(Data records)
— START —

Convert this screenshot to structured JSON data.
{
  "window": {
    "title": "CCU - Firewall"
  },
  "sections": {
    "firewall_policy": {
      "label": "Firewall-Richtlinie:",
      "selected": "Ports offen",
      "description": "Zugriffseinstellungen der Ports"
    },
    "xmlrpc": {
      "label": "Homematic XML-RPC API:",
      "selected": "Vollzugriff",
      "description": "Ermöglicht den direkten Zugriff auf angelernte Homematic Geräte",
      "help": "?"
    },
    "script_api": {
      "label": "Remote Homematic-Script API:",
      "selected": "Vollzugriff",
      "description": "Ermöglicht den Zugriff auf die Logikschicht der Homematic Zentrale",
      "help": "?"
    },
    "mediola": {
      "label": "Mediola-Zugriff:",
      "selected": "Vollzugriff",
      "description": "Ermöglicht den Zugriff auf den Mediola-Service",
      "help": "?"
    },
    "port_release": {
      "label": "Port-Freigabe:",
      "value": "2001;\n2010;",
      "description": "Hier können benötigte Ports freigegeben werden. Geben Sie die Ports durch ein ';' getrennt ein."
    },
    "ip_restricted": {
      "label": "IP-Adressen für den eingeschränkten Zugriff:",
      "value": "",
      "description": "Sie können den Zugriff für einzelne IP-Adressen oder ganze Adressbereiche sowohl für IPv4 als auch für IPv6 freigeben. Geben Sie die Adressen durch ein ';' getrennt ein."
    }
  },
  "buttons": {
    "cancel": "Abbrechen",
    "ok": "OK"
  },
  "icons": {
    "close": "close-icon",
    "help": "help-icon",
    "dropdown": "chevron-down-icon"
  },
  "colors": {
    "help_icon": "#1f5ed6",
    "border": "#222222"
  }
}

— END —

# What you will do:
Repeat the material from above exactly, word for word.

# Task output:
Convert this screenshot to structured JSON data.
{
  "window": {
    "title": "CCU - Firewall"
  },
  "sections": {
    "firewall_policy": {
      "label": "Firewall-Richtlinie:",
      "selected": "Ports offen",
      "description": "Zugriffseinstellungen der Ports"
    },
    "xmlrpc": {
      "label": "Homematic XML-RPC API:",
      "selected": "Vollzugriff",
      "description": "Ermöglicht den direkten Zugriff auf angelernte Homematic Geräte",
      "help": "?"
    },
    "script_api": {
      "label": "Remote Homematic-Script API:",
      "selected": "Vollzugriff",
      "description": "Ermöglicht den Zugriff auf die Logikschicht der Homematic Zentrale",
      "help": "?"
    },
    "mediola": {
      "label": "Mediola-Zugriff:",
      "selected": "Vollzugriff",
      "description": "Ermöglicht den Zugriff auf den Mediola-Service",
      "help": "?"
    },
    "port_release": {
      "label": "Port-Freigabe:",
      "value": "2001;\n2010;",
      "description": "Hier können benötigte Ports freigegeben werden. Geben Sie die Ports durch ein ';' getrennt ein."
    },
    "ip_restricted": {
      "label": "IP-Adressen für den eingeschränkten Zugriff:",
      "value": "",
      "description": "Sie können den Zugriff für einzelne IP-Adressen oder ganze Adressbereiche sowohl für IPv4 als auch für IPv6 freigeben. Geben Sie die Adressen durch ein ';' getrennt ein."
    }
  },
  "buttons": {
    "cancel": "Abbrechen",
    "ok": "OK"
  },
  "icons": {
    "close": "close-icon",
    "help": "help-icon",
    "dropdown": "chevron-down-icon"
  },
  "colors": {
    "help_icon": "#1f5ed6",
    "border": "#222222"
  }
}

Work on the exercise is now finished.